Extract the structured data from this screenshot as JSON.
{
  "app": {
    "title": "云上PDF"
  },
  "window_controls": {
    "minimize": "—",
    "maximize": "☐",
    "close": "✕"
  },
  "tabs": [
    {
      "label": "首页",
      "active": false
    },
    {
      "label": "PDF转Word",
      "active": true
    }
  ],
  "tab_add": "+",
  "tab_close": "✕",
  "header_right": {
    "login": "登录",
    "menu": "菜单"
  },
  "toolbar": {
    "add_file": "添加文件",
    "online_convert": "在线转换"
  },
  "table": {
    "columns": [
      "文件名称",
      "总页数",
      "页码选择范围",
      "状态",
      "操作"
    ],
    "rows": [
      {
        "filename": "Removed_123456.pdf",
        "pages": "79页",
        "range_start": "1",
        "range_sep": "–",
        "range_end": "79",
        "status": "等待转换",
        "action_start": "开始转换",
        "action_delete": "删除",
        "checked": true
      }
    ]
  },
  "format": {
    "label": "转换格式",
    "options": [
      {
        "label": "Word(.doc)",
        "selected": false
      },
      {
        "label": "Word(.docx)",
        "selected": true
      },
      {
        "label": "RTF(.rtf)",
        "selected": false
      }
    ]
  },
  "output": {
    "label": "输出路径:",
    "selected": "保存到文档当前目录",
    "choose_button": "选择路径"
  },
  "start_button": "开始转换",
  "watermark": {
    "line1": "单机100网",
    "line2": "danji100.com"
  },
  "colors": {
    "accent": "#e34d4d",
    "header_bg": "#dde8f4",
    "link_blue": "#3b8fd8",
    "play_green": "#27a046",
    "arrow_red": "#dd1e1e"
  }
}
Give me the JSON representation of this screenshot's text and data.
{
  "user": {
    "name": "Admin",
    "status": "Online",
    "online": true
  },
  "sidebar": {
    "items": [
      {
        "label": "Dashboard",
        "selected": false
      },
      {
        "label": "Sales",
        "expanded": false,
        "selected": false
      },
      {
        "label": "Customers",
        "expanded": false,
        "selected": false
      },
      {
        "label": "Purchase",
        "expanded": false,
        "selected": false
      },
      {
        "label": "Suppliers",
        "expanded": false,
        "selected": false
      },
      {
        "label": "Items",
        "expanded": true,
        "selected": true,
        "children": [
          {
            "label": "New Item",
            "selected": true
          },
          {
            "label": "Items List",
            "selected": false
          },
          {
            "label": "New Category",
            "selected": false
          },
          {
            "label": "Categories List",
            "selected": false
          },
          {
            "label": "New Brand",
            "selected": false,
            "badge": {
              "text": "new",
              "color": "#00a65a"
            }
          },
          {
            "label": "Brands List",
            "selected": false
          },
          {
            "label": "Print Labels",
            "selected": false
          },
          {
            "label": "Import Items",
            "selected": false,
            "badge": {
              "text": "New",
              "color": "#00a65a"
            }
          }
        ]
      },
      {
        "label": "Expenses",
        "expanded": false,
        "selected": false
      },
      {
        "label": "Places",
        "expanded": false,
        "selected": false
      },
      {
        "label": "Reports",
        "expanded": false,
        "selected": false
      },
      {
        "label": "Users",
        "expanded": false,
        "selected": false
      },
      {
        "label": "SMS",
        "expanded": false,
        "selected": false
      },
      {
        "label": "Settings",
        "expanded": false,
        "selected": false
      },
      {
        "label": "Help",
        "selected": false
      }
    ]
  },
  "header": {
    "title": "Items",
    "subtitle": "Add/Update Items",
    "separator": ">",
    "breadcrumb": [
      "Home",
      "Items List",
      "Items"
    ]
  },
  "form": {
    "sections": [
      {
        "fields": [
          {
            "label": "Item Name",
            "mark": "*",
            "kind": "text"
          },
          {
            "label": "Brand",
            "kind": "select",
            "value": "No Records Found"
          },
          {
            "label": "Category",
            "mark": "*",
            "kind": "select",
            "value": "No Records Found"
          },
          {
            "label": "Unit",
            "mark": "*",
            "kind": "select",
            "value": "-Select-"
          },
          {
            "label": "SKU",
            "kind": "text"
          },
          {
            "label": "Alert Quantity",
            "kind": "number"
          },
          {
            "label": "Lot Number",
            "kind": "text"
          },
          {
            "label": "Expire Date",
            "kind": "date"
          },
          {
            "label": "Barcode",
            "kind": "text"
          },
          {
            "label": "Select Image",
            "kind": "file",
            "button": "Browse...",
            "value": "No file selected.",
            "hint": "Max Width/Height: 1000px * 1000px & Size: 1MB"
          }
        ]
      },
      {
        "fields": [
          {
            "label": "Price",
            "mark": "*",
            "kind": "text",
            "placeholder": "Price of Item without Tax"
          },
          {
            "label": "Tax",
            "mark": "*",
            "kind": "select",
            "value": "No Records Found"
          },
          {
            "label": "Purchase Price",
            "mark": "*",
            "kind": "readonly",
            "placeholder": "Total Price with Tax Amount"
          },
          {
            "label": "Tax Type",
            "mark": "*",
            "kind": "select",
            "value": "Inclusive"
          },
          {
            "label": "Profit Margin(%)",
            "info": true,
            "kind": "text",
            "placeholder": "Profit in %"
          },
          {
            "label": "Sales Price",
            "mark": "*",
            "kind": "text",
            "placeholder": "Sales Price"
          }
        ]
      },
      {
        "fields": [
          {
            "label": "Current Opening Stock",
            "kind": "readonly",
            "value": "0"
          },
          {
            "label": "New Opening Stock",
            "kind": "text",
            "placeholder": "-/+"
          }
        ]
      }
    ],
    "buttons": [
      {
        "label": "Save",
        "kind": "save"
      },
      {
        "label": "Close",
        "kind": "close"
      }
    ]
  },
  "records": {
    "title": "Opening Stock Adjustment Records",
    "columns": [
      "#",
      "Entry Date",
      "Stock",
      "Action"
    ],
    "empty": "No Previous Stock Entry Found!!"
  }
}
□ □ □ □
### Given request:
Show all lines from the listing above in which "Opening" appears.

### Solution to the problem:
            "label": "Current Opening Stock",
            "label": "New Opening Stock",
    "title": "Opening Stock Adjustment Records",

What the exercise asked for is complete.